* [Aim of the exercise]:
Please find every row below that contains the word "such" and copy each of those rows in full.
★ ★ ★
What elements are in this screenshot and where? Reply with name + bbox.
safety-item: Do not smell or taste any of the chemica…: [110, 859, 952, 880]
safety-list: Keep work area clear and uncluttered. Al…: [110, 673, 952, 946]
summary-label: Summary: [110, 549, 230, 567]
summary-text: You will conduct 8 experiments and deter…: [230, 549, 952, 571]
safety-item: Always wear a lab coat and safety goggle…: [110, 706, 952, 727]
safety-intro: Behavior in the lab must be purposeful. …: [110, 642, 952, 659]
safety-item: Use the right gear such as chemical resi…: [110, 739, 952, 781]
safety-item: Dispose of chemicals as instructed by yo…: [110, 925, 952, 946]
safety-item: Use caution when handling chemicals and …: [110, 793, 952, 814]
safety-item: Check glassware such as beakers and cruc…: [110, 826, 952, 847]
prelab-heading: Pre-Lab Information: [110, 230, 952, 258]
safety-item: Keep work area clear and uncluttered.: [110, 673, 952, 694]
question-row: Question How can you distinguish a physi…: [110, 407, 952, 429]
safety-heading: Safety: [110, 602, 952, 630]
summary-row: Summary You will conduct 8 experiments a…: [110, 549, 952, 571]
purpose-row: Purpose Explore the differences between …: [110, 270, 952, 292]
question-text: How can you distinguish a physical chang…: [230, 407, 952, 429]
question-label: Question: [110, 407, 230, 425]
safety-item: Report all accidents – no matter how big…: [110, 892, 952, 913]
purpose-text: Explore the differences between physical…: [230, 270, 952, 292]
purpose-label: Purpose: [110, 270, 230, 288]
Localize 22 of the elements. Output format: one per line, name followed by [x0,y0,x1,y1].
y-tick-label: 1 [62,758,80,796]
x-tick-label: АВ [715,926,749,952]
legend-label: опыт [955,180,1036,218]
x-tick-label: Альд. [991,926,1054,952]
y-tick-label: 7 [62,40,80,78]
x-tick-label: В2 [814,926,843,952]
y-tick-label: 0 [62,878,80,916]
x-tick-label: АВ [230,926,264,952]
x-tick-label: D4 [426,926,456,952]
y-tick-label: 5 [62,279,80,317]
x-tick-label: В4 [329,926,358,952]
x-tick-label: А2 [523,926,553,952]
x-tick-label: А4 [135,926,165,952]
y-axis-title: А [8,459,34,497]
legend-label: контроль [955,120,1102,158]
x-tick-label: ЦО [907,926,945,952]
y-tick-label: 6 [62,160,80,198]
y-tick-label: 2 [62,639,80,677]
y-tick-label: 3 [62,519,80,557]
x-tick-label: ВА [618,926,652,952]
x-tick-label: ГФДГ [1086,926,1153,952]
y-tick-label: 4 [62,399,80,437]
★ ★ ★
* [Problem solution]:
safety-item: Use the right gear such as chemical resi…: [110, 739, 952, 781]
safety-item: Check glassware such as beakers and cruc…: [110, 826, 952, 847]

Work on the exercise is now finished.